Present every line in which the string "parser" appears.

--- start ---

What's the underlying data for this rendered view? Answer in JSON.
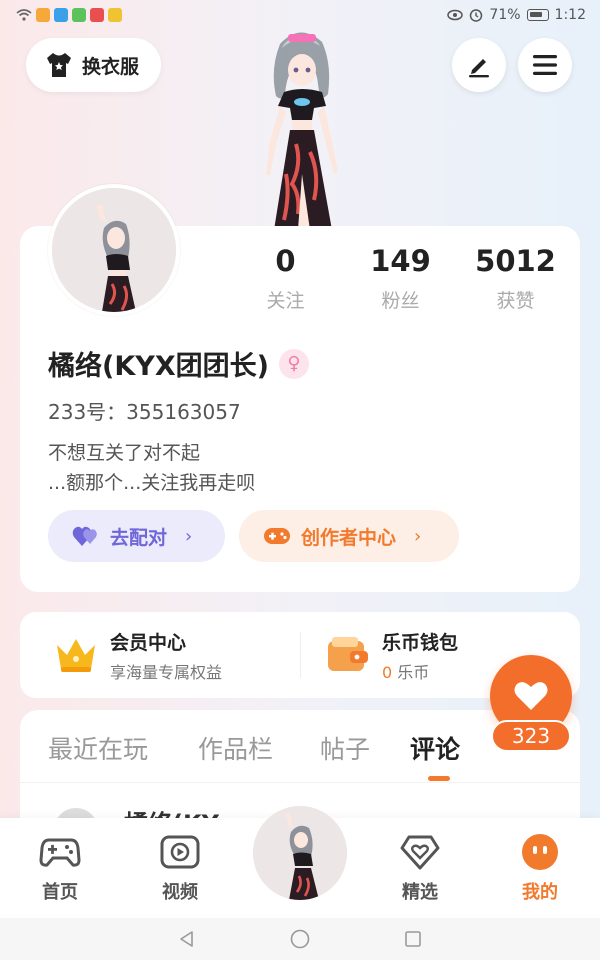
{
  "status_bar": {
    "battery": "71%",
    "time": "1:12"
  },
  "header": {
    "wardrobe_label": "换衣服"
  },
  "profile": {
    "stats": [
      {
        "value": "0",
        "label": "关注"
      },
      {
        "value": "149",
        "label": "粉丝"
      },
      {
        "value": "5012",
        "label": "获赞"
      }
    ],
    "username": "橘络(KYX团团长)",
    "gender_symbol": "♀",
    "uid": "233号：355163057",
    "bio_line1": "不想互关了对不起",
    "bio_line2": "...额那个...关注我再走呗",
    "match_label": "去配对",
    "creator_label": "创作者中心"
  },
  "member": {
    "vip_title": "会员中心",
    "vip_sub": "享海量专属权益",
    "wallet_title": "乐币钱包",
    "wallet_amount": "0",
    "wallet_unit": "乐币"
  },
  "tabs": [
    "最近在玩",
    "作品栏",
    "帖子",
    "评论"
  ],
  "active_tab": "评论",
  "comment_peek": "橘络(KY",
  "like_count": "323",
  "bottom_nav": {
    "items": [
      "首页",
      "视频",
      "精选",
      "我的"
    ],
    "active": "我的"
  },
  "colors": {
    "accent": "#f27a2c",
    "match": "#6e66d9"
  }
}
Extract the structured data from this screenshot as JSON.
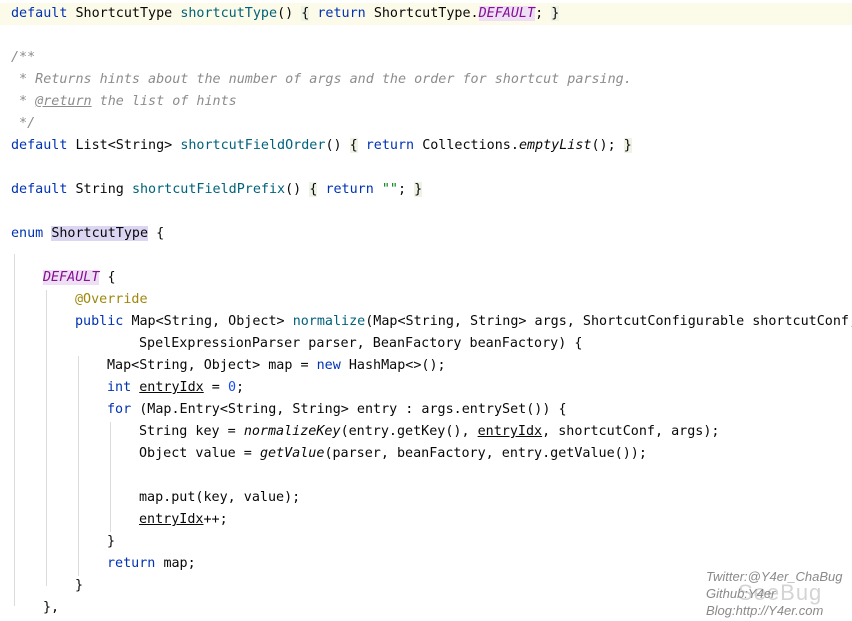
{
  "editor": {
    "line1": {
      "kw": "default",
      "type": "ShortcutType",
      "fn": "shortcutType",
      "paren": "()",
      "brace_open": "{",
      "ret": "return",
      "cls": "ShortcutType.",
      "const": "DEFAULT",
      "semi": ";",
      "brace_close": "}"
    },
    "doc": {
      "open": "/**",
      "desc": " * Returns hints about the number of args and the order for shortcut parsing.",
      "star": " * ",
      "tag": "@return",
      "tag_text": " the list of hints",
      "close": " */"
    },
    "line7": {
      "kw": "default",
      "type": "List<String>",
      "fn": "shortcutFieldOrder",
      "paren": "()",
      "brace_open": "{",
      "ret": "return",
      "cls": "Collections.",
      "method": "emptyList",
      "tail": "();",
      "brace_close": "}"
    },
    "line9": {
      "kw": "default",
      "type": "String",
      "fn": "shortcutFieldPrefix",
      "paren": "()",
      "brace_open": "{",
      "ret": "return",
      "str": "\"\"",
      "semi": ";",
      "brace_close": "}"
    },
    "line11": {
      "kw": "enum",
      "name": "ShortcutType",
      "brace": "{"
    },
    "line13": {
      "const": "DEFAULT",
      "brace": "{"
    },
    "line14": {
      "ann": "@Override"
    },
    "line15": {
      "kw": "public",
      "type": "Map<String, Object>",
      "fn": "normalize",
      "params": "(Map<String, String> args, ShortcutConfigurable shortcutConf,"
    },
    "line16": {
      "params": "SpelExpressionParser parser, BeanFactory beanFactory) {"
    },
    "line17": {
      "a": "Map<String, Object> map = ",
      "kw": "new",
      "b": "HashMap<>();"
    },
    "line18": {
      "kw": "int",
      "var": "entryIdx",
      "eq": " = ",
      "num": "0",
      "semi": ";"
    },
    "line19": {
      "kw": "for",
      "rest": "(Map.Entry<String, String> entry : args.entrySet()) {"
    },
    "line20": {
      "a": "String key = ",
      "method": "normalizeKey",
      "b": "(entry.getKey(), ",
      "var": "entryIdx",
      "c": ", shortcutConf, args);"
    },
    "line21": {
      "a": "Object value = ",
      "method": "getValue",
      "b": "(parser, beanFactory, entry.getValue());"
    },
    "line23": {
      "text": "map.put(key, value);"
    },
    "line24": {
      "var": "entryIdx",
      "tail": "++;"
    },
    "line25": {
      "text": "}"
    },
    "line26": {
      "kw": "return",
      "tail": "map;"
    },
    "line27": {
      "text": "}"
    },
    "line28": {
      "text": "},"
    }
  },
  "watermark": {
    "twitter": "Twitter:@Y4er_ChaBug",
    "github": "Github:Y4er",
    "blog": "Blog:http://Y4er.com",
    "logo": "SeeBug"
  }
}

--- end ---

§ Result of this exercise:
      "params": "SpelExpressionParser parser, BeanFactory beanFactory) {"
      "b": "(parser, beanFactory, entry.getValue());"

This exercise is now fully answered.